━━ Provided data ━━
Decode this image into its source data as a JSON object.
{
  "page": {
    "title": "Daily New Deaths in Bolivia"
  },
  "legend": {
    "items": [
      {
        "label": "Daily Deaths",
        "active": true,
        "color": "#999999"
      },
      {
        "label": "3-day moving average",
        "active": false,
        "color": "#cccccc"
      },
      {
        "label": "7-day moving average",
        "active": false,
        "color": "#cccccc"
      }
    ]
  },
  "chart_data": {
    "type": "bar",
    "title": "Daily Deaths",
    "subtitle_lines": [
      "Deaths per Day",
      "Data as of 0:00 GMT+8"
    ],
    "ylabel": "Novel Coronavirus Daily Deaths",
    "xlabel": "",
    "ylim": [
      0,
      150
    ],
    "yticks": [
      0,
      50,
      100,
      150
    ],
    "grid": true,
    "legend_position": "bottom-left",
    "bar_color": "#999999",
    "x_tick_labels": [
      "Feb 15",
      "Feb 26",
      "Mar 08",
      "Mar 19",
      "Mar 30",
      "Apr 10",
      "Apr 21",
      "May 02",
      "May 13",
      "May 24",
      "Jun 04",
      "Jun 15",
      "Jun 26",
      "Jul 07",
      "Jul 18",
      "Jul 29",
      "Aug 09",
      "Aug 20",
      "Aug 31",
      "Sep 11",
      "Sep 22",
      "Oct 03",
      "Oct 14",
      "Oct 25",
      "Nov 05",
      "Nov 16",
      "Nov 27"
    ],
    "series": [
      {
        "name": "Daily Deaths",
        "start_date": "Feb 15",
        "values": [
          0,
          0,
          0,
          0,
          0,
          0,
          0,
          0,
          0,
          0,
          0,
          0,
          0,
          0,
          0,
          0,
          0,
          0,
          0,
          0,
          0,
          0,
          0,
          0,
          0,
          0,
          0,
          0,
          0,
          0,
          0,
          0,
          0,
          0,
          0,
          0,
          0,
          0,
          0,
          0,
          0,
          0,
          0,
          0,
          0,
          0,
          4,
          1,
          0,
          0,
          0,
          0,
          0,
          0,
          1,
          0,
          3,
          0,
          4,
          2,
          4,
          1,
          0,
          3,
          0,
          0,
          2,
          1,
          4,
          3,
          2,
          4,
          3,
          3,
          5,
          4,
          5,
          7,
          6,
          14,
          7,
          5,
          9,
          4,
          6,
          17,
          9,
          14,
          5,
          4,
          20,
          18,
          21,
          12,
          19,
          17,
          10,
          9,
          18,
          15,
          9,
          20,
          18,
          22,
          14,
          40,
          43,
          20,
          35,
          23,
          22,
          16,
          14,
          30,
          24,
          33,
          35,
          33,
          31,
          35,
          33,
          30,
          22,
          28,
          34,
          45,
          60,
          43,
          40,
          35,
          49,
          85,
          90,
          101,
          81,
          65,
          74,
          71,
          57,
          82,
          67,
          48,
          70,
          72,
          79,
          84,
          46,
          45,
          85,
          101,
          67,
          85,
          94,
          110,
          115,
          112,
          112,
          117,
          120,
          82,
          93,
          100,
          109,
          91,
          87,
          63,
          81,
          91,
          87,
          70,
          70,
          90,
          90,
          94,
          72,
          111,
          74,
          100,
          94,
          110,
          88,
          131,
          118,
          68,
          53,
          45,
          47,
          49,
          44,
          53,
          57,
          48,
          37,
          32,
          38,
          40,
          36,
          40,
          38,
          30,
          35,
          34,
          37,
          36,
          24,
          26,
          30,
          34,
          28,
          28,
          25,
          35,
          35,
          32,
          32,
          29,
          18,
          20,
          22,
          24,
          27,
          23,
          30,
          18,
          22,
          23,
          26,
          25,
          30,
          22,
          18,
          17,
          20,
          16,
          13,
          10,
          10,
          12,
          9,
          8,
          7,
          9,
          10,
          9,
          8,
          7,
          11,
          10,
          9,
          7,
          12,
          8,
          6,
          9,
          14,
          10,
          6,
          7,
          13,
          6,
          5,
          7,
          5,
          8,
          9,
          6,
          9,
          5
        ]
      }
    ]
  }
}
━━━
How to complete this task
Return every record in full, word for word.

Reply
Decode this image into its source data as a JSON object.
{
  "page": {
    "title": "Daily New Deaths in Bolivia"
  },
  "legend": {
    "items": [
      {
        "label": "Daily Deaths",
        "active": true,
        "color": "#999999"
      },
      {
        "label": "3-day moving average",
        "active": false,
        "color": "#cccccc"
      },
      {
        "label": "7-day moving average",
        "active": false,
        "color": "#cccccc"
      }
    ]
  },
  "chart_data": {
    "type": "bar",
    "title": "Daily Deaths",
    "subtitle_lines": [
      "Deaths per Day",
      "Data as of 0:00 GMT+8"
    ],
    "ylabel": "Novel Coronavirus Daily Deaths",
    "xlabel": "",
    "ylim": [
      0,
      150
    ],
    "yticks": [
      0,
      50,
      100,
      150
    ],
    "grid": true,
    "legend_position": "bottom-left",
    "bar_color": "#999999",
    "x_tick_labels": [
      "Feb 15",
      "Feb 26",
      "Mar 08",
      "Mar 19",
      "Mar 30",
      "Apr 10",
      "Apr 21",
      "May 02",
      "May 13",
      "May 24",
      "Jun 04",
      "Jun 15",
      "Jun 26",
      "Jul 07",
      "Jul 18",
      "Jul 29",
      "Aug 09",
      "Aug 20",
      "Aug 31",
      "Sep 11",
      "Sep 22",
      "Oct 03",
      "Oct 14",
      "Oct 25",
      "Nov 05",
      "Nov 16",
      "Nov 27"
    ],
    "series": [
      {
        "name": "Daily Deaths",
        "start_date": "Feb 15",
        "values": [
          0,
          0,
          0,
          0,
          0,
          0,
          0,
          0,
          0,
          0,
          0,
          0,
          0,
          0,
          0,
          0,
          0,
          0,
          0,
          0,
          0,
          0,
          0,
          0,
          0,
          0,
          0,
          0,
          0,
          0,
          0,
          0,
          0,
          0,
          0,
          0,
          0,
          0,
          0,
          0,
          0,
          0,
          0,
          0,
          0,
          0,
          4,
          1,
          0,
          0,
          0,
          0,
          0,
          0,
          1,
          0,
          3,
          0,
          4,
          2,
          4,
          1,
          0,
          3,
          0,
          0,
          2,
          1,
          4,
          3,
          2,
          4,
          3,
          3,
          5,
          4,
          5,
          7,
          6,
          14,
          7,
          5,
          9,
          4,
          6,
          17,
          9,
          14,
          5,
          4,
          20,
          18,
          21,
          12,
          19,
          17,
          10,
          9,
          18,
          15,
          9,
          20,
          18,
          22,
          14,
          40,
          43,
          20,
          35,
          23,
          22,
          16,
          14,
          30,
          24,
          33,
          35,
          33,
          31,
          35,
          33,
          30,
          22,
          28,
          34,
          45,
          60,
          43,
          40,
          35,
          49,
          85,
          90,
          101,
          81,
          65,
          74,
          71,
          57,
          82,
          67,
          48,
          70,
          72,
          79,
          84,
          46,
          45,
          85,
          101,
          67,
          85,
          94,
          110,
          115,
          112,
          112,
          117,
          120,
          82,
          93,
          100,
          109,
          91,
          87,
          63,
          81,
          91,
          87,
          70,
          70,
          90,
          90,
          94,
          72,
          111,
          74,
          100,
          94,
          110,
          88,
          131,
          118,
          68,
          53,
          45,
          47,
          49,
          44,
          53,
          57,
          48,
          37,
          32,
          38,
          40,
          36,
          40,
          38,
          30,
          35,
          34,
          37,
          36,
          24,
          26,
          30,
          34,
          28,
          28,
          25,
          35,
          35,
          32,
          32,
          29,
          18,
          20,
          22,
          24,
          27,
          23,
          30,
          18,
          22,
          23,
          26,
          25,
          30,
          22,
          18,
          17,
          20,
          16,
          13,
          10,
          10,
          12,
          9,
          8,
          7,
          9,
          10,
          9,
          8,
          7,
          11,
          10,
          9,
          7,
          12,
          8,
          6,
          9,
          14,
          10,
          6,
          7,
          13,
          6,
          5,
          7,
          5,
          8,
          9,
          6,
          9,
          5
        ]
      }
    ]
  }
}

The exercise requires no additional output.